Written task: Copy out every line of the material below precisely as given.

Given data:
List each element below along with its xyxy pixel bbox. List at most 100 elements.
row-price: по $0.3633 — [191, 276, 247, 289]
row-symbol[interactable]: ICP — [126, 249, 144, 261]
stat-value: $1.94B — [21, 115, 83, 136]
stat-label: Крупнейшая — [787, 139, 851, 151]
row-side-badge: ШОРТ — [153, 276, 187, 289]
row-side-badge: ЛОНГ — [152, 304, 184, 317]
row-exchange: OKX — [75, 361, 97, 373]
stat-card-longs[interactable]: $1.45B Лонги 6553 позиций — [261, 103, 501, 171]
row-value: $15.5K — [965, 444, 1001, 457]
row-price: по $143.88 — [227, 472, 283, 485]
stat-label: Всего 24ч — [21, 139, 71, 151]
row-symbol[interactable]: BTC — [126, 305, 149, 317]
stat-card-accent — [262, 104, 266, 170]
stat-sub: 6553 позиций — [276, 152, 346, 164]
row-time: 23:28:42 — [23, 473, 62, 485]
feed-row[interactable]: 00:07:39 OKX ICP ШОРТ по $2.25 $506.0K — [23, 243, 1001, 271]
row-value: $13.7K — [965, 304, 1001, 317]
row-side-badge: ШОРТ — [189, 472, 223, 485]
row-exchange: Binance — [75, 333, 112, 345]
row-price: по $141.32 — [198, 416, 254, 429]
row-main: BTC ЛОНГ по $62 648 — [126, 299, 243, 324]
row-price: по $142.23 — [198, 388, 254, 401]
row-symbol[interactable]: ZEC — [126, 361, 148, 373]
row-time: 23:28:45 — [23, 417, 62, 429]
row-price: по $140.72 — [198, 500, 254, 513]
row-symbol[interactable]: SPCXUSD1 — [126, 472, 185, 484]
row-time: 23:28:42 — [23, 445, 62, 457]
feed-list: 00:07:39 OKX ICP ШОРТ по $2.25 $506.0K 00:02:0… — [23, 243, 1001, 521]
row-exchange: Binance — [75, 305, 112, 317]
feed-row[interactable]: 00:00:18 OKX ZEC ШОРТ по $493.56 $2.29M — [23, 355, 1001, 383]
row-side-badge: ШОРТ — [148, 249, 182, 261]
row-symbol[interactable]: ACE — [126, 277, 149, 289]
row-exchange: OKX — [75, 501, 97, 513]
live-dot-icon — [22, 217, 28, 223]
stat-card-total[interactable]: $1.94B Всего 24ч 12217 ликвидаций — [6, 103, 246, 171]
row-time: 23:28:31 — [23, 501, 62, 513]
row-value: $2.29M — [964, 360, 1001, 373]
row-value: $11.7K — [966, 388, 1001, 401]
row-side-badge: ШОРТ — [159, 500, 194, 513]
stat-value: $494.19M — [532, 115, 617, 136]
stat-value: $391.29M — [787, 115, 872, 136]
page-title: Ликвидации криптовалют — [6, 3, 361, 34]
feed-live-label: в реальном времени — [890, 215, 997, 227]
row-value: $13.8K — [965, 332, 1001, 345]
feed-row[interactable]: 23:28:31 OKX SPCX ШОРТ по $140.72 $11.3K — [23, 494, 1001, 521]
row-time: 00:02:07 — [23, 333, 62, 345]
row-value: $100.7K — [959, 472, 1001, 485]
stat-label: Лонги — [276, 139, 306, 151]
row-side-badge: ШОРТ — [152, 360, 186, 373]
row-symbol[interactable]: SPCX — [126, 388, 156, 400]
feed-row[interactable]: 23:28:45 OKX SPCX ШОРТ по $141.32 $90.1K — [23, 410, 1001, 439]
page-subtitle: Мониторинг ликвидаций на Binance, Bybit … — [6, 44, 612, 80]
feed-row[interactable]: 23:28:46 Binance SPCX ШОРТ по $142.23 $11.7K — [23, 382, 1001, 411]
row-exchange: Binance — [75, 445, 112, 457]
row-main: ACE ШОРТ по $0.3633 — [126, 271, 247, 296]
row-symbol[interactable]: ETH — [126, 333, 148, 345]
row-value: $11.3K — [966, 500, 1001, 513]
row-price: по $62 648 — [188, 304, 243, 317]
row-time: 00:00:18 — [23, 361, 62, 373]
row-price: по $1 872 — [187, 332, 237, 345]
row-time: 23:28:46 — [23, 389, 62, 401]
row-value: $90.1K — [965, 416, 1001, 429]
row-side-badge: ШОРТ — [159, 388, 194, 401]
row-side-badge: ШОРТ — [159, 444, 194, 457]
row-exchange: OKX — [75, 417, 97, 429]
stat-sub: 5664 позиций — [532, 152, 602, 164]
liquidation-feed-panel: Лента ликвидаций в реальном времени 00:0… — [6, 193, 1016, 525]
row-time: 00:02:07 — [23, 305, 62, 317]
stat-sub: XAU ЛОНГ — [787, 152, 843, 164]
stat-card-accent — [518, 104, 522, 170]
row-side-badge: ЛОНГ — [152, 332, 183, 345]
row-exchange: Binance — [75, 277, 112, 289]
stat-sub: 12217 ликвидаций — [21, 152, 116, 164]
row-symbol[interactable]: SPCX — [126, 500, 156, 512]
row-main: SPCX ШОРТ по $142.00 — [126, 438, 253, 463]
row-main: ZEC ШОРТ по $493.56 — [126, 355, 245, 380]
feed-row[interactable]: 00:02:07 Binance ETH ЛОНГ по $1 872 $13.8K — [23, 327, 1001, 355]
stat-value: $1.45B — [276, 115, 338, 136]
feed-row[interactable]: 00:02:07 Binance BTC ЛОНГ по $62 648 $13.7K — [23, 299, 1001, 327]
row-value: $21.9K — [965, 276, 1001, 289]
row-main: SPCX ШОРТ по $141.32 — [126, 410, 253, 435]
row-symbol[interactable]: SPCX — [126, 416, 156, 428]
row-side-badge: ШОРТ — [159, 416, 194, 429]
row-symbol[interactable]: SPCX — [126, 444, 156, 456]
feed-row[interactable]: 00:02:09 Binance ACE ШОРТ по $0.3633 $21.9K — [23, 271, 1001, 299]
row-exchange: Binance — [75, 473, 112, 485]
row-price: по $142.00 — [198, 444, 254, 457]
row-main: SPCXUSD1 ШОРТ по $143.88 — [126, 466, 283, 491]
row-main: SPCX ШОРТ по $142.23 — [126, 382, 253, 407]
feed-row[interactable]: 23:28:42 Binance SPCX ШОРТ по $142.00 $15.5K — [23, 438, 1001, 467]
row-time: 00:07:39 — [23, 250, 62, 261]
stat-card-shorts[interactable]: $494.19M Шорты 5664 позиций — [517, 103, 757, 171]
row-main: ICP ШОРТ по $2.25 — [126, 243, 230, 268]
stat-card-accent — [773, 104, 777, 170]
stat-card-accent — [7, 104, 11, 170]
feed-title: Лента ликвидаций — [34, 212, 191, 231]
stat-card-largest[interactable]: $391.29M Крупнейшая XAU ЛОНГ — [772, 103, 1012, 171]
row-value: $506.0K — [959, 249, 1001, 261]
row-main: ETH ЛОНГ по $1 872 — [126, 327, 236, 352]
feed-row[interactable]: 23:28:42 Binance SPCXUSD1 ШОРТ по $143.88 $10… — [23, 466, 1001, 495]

Result for this task:
List each element below along with its xyxy pixel bbox. List at most 100 elements.
row-price: по $0.3633 — [191, 276, 247, 289]
row-symbol[interactable]: ICP — [126, 249, 144, 261]
stat-value: $1.94B — [21, 115, 83, 136]
stat-label: Крупнейшая — [787, 139, 851, 151]
row-side-badge: ШОРТ — [153, 276, 187, 289]
row-side-badge: ЛОНГ — [152, 304, 184, 317]
row-exchange: OKX — [75, 361, 97, 373]
stat-card-longs[interactable]: $1.45B Лонги 6553 позиций — [261, 103, 501, 171]
row-value: $15.5K — [965, 444, 1001, 457]
row-price: по $143.88 — [227, 472, 283, 485]
stat-label: Всего 24ч — [21, 139, 71, 151]
row-symbol[interactable]: BTC — [126, 305, 149, 317]
stat-card-accent — [262, 104, 266, 170]
stat-sub: 6553 позиций — [276, 152, 346, 164]
row-time: 23:28:42 — [23, 473, 62, 485]
feed-row[interactable]: 00:07:39 OKX ICP ШОРТ по $2.25 $506.0K — [23, 243, 1001, 271]
row-value: $13.7K — [965, 304, 1001, 317]
row-side-badge: ШОРТ — [189, 472, 223, 485]
row-exchange: Binance — [75, 333, 112, 345]
row-price: по $141.32 — [198, 416, 254, 429]
row-main: BTC ЛОНГ по $62 648 — [126, 299, 243, 324]
row-price: по $142.23 — [198, 388, 254, 401]
row-symbol[interactable]: ZEC — [126, 361, 148, 373]
row-time: 23:28:45 — [23, 417, 62, 429]
row-price: по $140.72 — [198, 500, 254, 513]
row-symbol[interactable]: SPCXUSD1 — [126, 472, 185, 484]
row-time: 23:28:42 — [23, 445, 62, 457]
feed-list: 00:07:39 OKX ICP ШОРТ по $2.25 $506.0K 00:02:0… — [23, 243, 1001, 521]
row-exchange: Binance — [75, 305, 112, 317]
feed-row[interactable]: 00:00:18 OKX ZEC ШОРТ по $493.56 $2.29M — [23, 355, 1001, 383]
row-side-badge: ШОРТ — [148, 249, 182, 261]
row-symbol[interactable]: ACE — [126, 277, 149, 289]
row-exchange: OKX — [75, 501, 97, 513]
live-dot-icon — [22, 217, 28, 223]
stat-card-total[interactable]: $1.94B Всего 24ч 12217 ликвидаций — [6, 103, 246, 171]
row-time: 23:28:31 — [23, 501, 62, 513]
row-value: $2.29M — [964, 360, 1001, 373]
row-value: $11.7K — [966, 388, 1001, 401]
row-side-badge: ШОРТ — [159, 500, 194, 513]
stat-value: $494.19M — [532, 115, 617, 136]
stat-value: $391.29M — [787, 115, 872, 136]
page-title: Ликвидации криптовалют — [6, 3, 361, 34]
feed-live-label: в реальном времени — [890, 215, 997, 227]
row-value: $13.8K — [965, 332, 1001, 345]
feed-row[interactable]: 23:28:31 OKX SPCX ШОРТ по $140.72 $11.3K — [23, 494, 1001, 521]
row-time: 00:02:07 — [23, 333, 62, 345]
row-value: $100.7K — [959, 472, 1001, 485]
stat-label: Лонги — [276, 139, 306, 151]
row-side-badge: ШОРТ — [152, 360, 186, 373]
row-symbol[interactable]: SPCX — [126, 388, 156, 400]
feed-row[interactable]: 23:28:45 OKX SPCX ШОРТ по $141.32 $90.1K — [23, 410, 1001, 439]
page-subtitle: Мониторинг ликвидаций на Binance, Bybit … — [6, 44, 612, 80]
feed-row[interactable]: 23:28:46 Binance SPCX ШОРТ по $142.23 $11.7K — [23, 382, 1001, 411]
row-exchange: Binance — [75, 445, 112, 457]
row-main: ACE ШОРТ по $0.3633 — [126, 271, 247, 296]
row-symbol[interactable]: ETH — [126, 333, 148, 345]
row-value: $11.3K — [966, 500, 1001, 513]
row-price: по $62 648 — [188, 304, 243, 317]
row-time: 00:00:18 — [23, 361, 62, 373]
row-price: по $1 872 — [187, 332, 237, 345]
row-time: 23:28:46 — [23, 389, 62, 401]
row-value: $90.1K — [965, 416, 1001, 429]
row-side-badge: ШОРТ — [159, 388, 194, 401]
row-side-badge: ШОРТ — [159, 444, 194, 457]
row-exchange: OKX — [75, 417, 97, 429]
stat-sub: 5664 позиций — [532, 152, 602, 164]
liquidation-feed-panel: Лента ликвидаций в реальном времени 00:0… — [6, 193, 1016, 525]
row-time: 00:02:07 — [23, 305, 62, 317]
stat-sub: XAU ЛОНГ — [787, 152, 843, 164]
stat-card-accent — [518, 104, 522, 170]
row-side-badge: ЛОНГ — [152, 332, 183, 345]
row-exchange: Binance — [75, 277, 112, 289]
stat-sub: 12217 ликвидаций — [21, 152, 116, 164]
row-symbol[interactable]: SPCX — [126, 500, 156, 512]
row-main: SPCX ШОРТ по $142.00 — [126, 438, 253, 463]
row-main: ZEC ШОРТ по $493.56 — [126, 355, 245, 380]
feed-row[interactable]: 00:02:07 Binance ETH ЛОНГ по $1 872 $13.8K — [23, 327, 1001, 355]
stat-value: $1.45B — [276, 115, 338, 136]
feed-row[interactable]: 00:02:07 Binance BTC ЛОНГ по $62 648 $13.7K — [23, 299, 1001, 327]
row-value: $21.9K — [965, 276, 1001, 289]
row-main: SPCX ШОРТ по $141.32 — [126, 410, 253, 435]
row-symbol[interactable]: SPCX — [126, 416, 156, 428]
row-side-badge: ШОРТ — [159, 416, 194, 429]
row-symbol[interactable]: SPCX — [126, 444, 156, 456]
feed-row[interactable]: 00:02:09 Binance ACE ШОРТ по $0.3633 $21.9K — [23, 271, 1001, 299]
row-exchange: Binance — [75, 473, 112, 485]
row-price: по $142.00 — [198, 444, 254, 457]
row-main: SPCXUSD1 ШОРТ по $143.88 — [126, 466, 283, 491]
row-main: SPCX ШОРТ по $142.23 — [126, 382, 253, 407]
feed-row[interactable]: 23:28:42 Binance SPCX ШОРТ по $142.00 $15.5K — [23, 438, 1001, 467]
row-time: 00:07:39 — [23, 250, 62, 261]
stat-card-shorts[interactable]: $494.19M Шорты 5664 позиций — [517, 103, 757, 171]
row-main: ICP ШОРТ по $2.25 — [126, 243, 230, 268]
stat-card-accent — [773, 104, 777, 170]
stat-card-accent — [7, 104, 11, 170]
feed-title: Лента ликвидаций — [34, 212, 191, 231]
stat-card-largest[interactable]: $391.29M Крупнейшая XAU ЛОНГ — [772, 103, 1012, 171]
row-value: $506.0K — [959, 249, 1001, 261]
row-main: ETH ЛОНГ по $1 872 — [126, 327, 236, 352]
feed-row[interactable]: 23:28:42 Binance SPCXUSD1 ШОРТ по $143.88 $10… — [23, 466, 1001, 495]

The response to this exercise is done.